### EXERCISE BRIEF
Filter this data down to the lines that hold "内能不变", and copy them.

(Stored records)
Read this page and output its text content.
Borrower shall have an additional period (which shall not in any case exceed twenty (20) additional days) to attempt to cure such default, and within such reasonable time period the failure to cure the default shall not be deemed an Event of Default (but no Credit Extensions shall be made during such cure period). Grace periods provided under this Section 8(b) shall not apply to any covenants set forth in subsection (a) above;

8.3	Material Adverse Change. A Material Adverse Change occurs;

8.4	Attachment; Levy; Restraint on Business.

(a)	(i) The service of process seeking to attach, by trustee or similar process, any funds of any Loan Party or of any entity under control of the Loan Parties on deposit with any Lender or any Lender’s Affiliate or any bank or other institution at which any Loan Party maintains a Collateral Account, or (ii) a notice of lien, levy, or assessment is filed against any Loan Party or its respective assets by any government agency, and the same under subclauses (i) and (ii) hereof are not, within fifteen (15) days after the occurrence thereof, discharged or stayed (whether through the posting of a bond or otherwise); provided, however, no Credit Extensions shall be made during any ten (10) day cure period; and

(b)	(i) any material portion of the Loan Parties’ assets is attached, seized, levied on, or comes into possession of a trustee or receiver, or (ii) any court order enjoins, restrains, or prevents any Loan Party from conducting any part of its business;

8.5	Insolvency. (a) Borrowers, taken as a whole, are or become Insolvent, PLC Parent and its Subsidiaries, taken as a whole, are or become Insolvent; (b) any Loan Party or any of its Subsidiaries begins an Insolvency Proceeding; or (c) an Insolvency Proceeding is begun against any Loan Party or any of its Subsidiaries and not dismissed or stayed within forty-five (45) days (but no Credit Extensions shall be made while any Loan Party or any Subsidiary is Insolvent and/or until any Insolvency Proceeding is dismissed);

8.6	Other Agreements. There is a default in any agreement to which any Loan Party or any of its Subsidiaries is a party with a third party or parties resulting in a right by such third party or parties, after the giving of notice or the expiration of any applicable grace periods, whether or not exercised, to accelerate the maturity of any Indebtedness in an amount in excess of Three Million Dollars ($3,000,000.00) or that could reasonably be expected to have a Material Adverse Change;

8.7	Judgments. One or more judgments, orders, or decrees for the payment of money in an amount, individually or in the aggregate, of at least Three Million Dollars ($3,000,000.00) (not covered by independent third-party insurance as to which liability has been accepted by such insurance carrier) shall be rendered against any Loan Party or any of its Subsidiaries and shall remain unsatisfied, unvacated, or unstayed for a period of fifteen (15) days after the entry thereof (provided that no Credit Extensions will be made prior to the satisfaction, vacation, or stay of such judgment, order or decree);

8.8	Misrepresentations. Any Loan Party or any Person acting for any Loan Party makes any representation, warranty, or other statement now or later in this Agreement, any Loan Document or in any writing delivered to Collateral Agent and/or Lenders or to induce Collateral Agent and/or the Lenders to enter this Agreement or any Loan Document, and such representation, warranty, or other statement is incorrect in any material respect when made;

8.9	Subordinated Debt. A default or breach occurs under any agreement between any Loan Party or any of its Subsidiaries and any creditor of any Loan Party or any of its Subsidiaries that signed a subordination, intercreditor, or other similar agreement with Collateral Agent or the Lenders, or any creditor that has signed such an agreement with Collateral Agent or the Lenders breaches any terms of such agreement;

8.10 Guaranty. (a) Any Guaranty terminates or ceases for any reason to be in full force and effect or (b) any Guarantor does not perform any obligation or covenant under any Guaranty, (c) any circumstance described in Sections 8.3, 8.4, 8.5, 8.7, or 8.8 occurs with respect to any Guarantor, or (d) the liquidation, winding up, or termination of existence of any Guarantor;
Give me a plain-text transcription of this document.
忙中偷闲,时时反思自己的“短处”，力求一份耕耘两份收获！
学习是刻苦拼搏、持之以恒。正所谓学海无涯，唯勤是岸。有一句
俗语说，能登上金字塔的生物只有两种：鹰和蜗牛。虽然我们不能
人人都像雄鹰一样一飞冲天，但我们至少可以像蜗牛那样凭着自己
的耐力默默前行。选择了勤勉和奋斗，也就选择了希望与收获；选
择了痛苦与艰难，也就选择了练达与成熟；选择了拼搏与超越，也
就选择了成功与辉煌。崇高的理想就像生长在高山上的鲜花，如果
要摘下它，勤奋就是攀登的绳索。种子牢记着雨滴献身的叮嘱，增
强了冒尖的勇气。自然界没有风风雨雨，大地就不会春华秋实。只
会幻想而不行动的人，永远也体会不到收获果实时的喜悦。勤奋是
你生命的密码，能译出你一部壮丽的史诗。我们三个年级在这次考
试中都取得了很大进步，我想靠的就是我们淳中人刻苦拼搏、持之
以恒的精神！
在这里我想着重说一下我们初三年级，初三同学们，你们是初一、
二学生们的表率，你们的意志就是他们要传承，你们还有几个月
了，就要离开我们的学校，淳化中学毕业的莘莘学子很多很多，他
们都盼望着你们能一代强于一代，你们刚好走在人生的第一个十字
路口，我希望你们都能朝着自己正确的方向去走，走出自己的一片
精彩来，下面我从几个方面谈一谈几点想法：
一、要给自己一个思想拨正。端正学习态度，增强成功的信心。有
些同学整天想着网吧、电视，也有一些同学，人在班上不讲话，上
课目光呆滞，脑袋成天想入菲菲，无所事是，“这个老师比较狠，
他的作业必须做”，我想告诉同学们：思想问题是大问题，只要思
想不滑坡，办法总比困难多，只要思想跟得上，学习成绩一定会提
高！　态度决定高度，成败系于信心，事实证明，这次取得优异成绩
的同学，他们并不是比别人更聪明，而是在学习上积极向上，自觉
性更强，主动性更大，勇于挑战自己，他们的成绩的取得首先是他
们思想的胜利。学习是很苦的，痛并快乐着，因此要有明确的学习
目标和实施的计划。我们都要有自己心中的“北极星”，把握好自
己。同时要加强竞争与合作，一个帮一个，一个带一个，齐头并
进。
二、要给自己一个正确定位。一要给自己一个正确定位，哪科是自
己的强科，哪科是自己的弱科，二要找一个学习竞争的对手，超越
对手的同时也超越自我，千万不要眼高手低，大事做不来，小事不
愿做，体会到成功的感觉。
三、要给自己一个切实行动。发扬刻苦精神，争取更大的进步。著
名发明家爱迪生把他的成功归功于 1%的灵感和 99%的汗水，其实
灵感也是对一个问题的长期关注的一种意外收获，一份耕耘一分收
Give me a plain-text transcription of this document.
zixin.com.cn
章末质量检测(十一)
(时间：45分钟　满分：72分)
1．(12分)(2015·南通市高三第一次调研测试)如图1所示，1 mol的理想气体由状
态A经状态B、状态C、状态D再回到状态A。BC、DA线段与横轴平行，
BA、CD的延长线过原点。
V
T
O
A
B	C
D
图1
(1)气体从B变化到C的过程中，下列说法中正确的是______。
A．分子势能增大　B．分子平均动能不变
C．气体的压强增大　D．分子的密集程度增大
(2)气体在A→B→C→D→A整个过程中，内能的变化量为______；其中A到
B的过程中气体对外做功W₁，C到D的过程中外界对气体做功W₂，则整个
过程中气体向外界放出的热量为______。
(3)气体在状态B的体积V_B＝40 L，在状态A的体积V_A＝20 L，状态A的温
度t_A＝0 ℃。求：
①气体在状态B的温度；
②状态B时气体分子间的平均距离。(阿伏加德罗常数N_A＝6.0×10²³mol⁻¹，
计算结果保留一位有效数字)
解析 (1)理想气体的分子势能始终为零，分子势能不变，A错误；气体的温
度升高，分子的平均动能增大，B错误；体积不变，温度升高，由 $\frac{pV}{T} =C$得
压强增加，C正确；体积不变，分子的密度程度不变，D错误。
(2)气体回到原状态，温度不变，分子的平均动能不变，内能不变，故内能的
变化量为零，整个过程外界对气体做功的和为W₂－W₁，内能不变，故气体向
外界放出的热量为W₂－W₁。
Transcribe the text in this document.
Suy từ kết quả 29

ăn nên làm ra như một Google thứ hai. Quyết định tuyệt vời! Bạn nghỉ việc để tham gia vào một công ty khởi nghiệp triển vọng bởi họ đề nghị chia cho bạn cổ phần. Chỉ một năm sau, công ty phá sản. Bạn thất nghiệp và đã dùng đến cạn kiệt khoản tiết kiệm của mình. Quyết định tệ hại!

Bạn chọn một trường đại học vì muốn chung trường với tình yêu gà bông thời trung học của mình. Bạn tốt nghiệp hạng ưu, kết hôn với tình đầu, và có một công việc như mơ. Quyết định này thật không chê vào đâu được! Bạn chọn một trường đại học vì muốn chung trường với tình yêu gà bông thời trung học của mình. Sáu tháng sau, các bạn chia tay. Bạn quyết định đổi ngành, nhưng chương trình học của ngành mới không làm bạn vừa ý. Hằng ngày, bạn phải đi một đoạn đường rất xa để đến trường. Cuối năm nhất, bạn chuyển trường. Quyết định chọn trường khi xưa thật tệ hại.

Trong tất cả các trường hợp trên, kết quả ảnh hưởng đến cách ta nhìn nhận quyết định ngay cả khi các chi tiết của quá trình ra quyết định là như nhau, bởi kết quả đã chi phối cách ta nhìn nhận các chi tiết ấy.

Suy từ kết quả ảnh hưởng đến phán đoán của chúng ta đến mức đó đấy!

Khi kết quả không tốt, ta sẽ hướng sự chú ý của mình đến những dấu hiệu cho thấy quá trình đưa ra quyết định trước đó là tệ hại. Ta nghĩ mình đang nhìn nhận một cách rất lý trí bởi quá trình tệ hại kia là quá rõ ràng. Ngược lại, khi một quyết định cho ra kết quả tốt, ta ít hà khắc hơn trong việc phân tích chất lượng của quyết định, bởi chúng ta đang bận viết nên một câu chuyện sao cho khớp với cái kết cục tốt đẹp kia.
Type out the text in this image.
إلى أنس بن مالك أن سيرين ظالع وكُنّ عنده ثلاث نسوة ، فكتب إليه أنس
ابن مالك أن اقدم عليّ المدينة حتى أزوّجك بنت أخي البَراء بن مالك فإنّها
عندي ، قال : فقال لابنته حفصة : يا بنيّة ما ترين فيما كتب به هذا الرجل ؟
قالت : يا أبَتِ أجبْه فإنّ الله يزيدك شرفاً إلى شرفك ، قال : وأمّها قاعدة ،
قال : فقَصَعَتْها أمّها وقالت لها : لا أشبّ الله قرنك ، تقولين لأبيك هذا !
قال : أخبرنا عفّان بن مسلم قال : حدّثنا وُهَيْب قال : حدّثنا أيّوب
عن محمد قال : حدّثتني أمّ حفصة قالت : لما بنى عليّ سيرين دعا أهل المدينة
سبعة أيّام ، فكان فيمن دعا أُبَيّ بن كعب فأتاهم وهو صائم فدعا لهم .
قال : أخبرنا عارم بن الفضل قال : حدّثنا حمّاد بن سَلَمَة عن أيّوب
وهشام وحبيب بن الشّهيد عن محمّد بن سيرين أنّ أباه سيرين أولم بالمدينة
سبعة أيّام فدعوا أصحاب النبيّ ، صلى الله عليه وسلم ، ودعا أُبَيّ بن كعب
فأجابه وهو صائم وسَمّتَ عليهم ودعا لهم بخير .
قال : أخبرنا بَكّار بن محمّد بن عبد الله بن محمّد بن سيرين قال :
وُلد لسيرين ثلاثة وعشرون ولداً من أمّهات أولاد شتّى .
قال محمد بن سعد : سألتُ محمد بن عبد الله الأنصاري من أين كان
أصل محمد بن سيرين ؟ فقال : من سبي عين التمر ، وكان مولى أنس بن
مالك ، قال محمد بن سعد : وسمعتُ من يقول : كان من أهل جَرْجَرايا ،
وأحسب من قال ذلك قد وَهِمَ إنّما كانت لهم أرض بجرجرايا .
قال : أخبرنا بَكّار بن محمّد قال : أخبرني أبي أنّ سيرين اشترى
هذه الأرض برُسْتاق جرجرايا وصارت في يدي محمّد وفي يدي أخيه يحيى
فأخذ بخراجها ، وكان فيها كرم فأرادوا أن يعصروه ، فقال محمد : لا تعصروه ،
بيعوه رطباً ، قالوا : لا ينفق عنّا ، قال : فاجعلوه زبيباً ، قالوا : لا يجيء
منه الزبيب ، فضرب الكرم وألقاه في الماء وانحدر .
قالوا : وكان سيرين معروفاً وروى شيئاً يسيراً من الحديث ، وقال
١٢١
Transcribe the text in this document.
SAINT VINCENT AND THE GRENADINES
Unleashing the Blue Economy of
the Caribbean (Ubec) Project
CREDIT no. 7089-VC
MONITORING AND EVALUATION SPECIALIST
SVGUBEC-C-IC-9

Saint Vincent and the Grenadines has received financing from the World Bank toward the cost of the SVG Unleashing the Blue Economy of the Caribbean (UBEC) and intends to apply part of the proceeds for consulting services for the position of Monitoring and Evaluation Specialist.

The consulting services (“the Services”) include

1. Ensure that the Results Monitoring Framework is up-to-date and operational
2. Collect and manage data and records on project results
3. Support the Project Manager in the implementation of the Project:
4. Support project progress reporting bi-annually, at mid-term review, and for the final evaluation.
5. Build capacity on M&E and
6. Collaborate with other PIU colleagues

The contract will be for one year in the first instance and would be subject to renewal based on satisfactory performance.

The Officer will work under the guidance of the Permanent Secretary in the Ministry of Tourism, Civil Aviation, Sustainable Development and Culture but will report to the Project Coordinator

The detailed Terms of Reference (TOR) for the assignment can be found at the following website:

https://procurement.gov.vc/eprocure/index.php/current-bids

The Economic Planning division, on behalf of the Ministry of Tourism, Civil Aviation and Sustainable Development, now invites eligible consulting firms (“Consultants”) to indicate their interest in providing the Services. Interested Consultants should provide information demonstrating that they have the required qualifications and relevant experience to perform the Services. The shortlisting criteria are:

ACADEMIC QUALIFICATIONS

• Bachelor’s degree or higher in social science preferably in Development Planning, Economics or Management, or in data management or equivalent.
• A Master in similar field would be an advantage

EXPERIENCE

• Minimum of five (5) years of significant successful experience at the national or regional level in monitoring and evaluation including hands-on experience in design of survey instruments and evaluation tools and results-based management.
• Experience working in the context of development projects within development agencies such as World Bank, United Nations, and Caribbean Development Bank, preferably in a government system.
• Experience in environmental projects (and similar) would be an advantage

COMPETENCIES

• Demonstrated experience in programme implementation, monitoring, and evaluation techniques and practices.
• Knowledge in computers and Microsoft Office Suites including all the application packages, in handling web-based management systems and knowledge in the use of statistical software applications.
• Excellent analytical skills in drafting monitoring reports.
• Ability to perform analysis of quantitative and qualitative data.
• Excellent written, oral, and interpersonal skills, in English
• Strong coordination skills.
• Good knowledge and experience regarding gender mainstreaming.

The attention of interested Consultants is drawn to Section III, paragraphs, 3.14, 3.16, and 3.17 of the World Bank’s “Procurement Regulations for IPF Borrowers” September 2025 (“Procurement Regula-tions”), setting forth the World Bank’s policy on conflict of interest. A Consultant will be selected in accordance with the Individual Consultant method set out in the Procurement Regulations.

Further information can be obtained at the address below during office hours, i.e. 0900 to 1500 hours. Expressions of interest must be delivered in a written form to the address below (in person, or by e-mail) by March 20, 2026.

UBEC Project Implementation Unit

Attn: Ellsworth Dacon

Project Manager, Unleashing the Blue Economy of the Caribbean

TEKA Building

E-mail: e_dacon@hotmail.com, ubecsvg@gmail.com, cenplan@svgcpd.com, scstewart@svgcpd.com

### EXERCISE ANSWER
(2)气体回到原状态，温度不变，分子的平均动能不变，内能不变，故内能的
变化量为零，整个过程外界对气体做功的和为W₂－W₁，内能不变，故气体向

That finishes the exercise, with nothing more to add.